-- start Exercise inputs --

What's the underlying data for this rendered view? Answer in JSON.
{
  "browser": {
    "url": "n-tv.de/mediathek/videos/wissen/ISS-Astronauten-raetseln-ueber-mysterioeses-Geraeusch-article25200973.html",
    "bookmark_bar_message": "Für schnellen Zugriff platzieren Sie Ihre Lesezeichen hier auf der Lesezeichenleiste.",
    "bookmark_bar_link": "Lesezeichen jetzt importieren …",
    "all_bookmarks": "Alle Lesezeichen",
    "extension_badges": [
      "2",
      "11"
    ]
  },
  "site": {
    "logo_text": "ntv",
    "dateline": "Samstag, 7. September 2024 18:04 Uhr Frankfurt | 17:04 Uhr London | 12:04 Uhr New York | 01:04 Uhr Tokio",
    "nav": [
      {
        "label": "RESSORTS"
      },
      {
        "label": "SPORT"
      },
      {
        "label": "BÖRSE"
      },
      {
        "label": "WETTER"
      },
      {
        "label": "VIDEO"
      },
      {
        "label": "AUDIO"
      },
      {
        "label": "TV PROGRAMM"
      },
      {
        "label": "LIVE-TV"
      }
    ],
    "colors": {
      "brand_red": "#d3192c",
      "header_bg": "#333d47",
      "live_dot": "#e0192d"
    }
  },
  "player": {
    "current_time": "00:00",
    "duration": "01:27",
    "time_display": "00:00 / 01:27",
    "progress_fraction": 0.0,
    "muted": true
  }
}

-- end Exercise inputs --
-- start Exercise inputs --

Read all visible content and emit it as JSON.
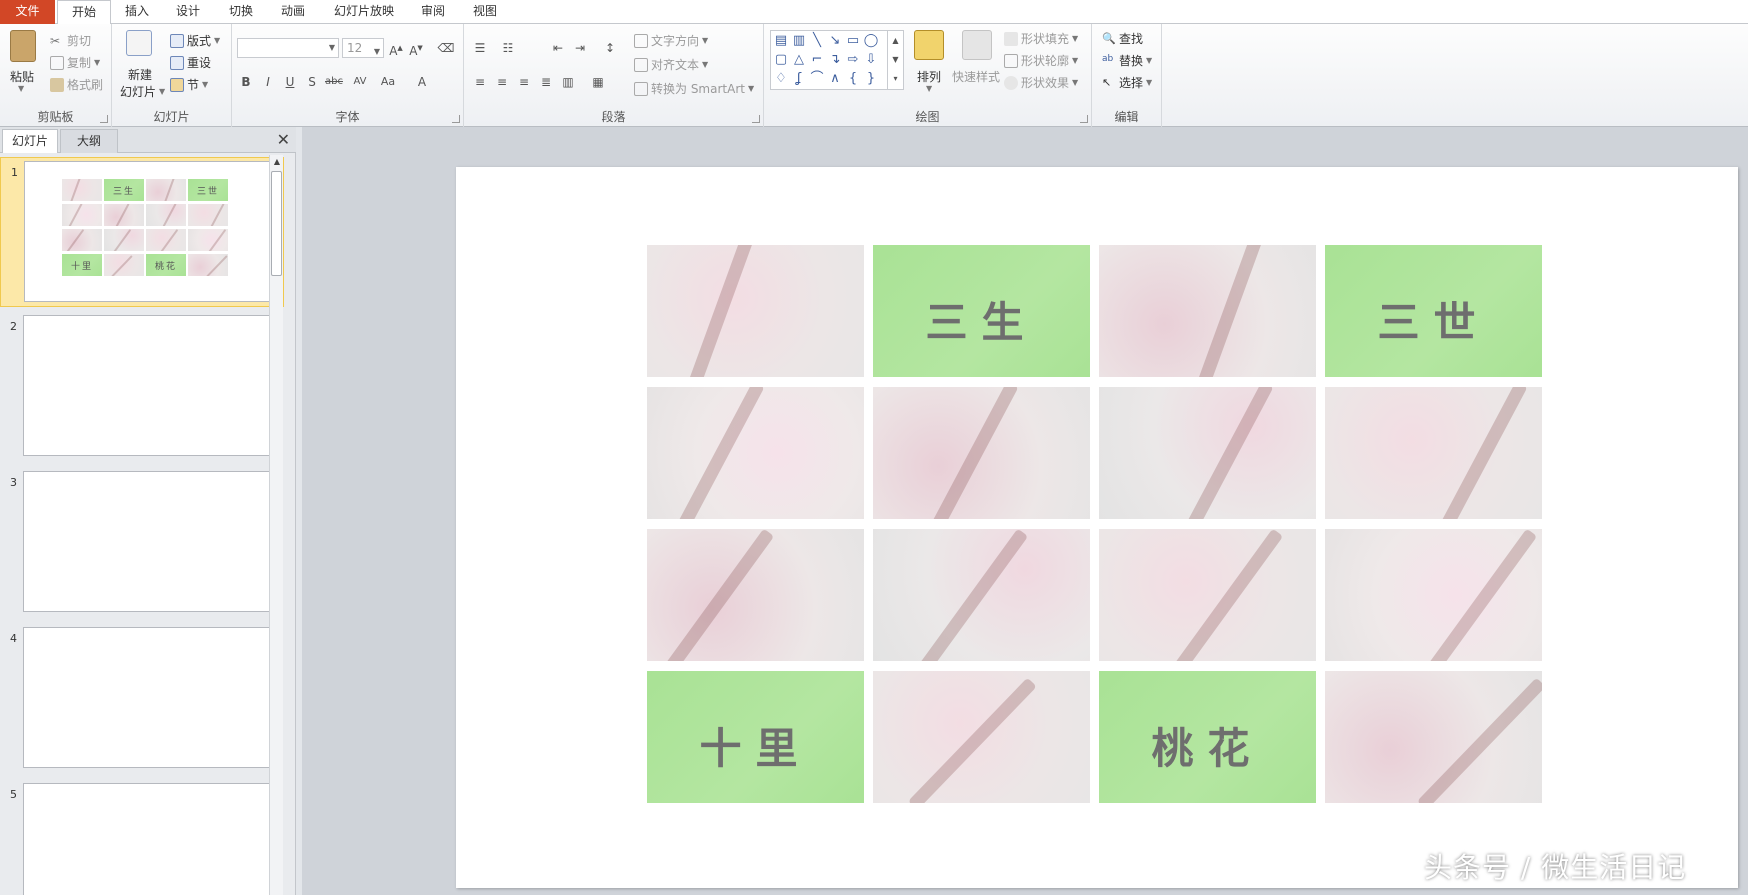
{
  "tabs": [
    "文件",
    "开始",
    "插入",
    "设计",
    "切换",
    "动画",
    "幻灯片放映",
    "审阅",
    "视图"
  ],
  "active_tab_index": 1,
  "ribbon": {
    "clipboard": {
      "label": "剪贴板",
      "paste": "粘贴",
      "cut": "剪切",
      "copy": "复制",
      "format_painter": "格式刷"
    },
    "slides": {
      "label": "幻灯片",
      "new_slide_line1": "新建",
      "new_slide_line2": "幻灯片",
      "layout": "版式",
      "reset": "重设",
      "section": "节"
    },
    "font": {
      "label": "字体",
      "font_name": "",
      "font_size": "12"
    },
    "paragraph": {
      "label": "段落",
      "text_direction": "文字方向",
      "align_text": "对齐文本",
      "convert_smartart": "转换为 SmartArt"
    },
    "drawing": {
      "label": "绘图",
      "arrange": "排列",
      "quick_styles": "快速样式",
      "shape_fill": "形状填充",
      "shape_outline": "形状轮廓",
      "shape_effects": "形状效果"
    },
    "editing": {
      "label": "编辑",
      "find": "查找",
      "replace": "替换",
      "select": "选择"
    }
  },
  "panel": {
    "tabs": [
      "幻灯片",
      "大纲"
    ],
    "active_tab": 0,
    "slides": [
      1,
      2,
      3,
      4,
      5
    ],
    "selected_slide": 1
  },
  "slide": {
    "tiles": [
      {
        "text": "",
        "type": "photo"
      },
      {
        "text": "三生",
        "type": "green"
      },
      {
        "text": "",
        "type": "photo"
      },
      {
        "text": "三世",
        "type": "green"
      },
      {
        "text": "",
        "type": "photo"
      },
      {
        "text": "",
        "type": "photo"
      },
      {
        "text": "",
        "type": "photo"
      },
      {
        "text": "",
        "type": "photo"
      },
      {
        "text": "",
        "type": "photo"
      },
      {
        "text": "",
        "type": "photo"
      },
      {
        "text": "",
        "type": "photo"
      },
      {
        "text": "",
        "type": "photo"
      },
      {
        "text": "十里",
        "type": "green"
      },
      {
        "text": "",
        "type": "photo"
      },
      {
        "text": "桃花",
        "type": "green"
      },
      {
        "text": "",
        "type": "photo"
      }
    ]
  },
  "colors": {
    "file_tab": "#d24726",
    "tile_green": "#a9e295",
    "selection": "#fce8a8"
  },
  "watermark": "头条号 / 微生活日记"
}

-- end Exercise inputs --
-- start Exercise inputs --

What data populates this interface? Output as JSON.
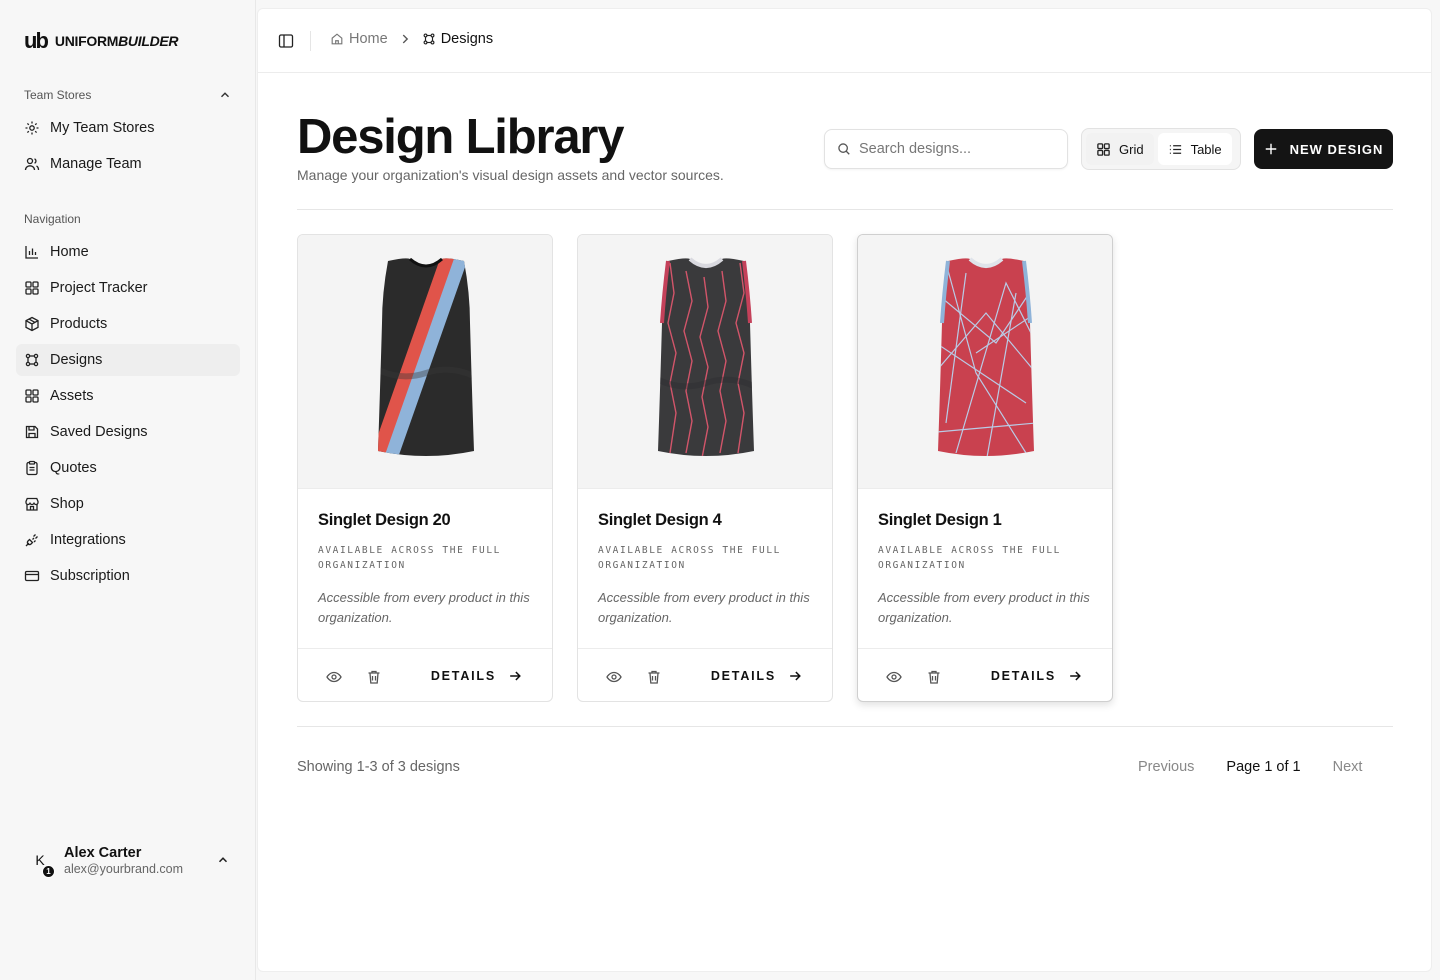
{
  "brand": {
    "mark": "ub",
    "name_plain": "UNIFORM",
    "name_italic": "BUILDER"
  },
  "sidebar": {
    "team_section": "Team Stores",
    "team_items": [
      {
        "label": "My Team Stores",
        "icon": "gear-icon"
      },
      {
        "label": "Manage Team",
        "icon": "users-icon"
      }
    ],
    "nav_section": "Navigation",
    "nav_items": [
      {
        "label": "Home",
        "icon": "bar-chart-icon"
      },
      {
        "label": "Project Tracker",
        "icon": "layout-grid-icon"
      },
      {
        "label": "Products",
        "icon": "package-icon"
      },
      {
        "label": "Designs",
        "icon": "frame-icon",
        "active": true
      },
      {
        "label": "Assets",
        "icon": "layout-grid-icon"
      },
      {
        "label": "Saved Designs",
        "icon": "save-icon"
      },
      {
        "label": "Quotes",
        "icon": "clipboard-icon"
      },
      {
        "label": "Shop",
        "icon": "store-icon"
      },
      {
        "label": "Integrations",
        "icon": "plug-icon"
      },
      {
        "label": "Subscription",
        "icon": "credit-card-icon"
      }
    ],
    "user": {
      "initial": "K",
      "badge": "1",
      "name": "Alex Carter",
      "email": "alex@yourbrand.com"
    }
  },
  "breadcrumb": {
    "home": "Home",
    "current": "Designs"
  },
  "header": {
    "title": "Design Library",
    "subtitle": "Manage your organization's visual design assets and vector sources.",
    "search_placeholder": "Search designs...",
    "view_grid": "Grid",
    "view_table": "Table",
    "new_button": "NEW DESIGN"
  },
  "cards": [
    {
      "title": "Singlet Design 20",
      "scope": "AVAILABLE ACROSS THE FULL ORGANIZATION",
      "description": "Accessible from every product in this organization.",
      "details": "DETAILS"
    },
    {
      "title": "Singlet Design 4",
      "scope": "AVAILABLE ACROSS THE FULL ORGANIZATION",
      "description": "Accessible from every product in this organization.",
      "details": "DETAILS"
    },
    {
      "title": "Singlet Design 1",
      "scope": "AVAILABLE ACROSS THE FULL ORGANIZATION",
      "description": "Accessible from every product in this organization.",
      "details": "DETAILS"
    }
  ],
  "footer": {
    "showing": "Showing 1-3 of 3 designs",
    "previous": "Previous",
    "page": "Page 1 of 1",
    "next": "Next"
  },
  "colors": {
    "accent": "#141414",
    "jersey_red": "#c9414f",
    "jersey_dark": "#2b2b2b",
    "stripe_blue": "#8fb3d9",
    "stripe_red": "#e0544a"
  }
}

-- end Exercise inputs --

Work to do:
Check every line of the data above for the string "icon", and copy those that have it.

Complete response:
        "icon": "gear-icon"
        "icon": "users-icon"
        "icon": "bar-chart-icon"
        "icon": "layout-grid-icon"
        "icon": "package-icon"
        "icon": "frame-icon",
        "icon": "layout-grid-icon"
        "icon": "save-icon"
        "icon": "clipboard-icon"
        "icon": "store-icon"
        "icon": "plug-icon"
        "icon": "credit-card-icon"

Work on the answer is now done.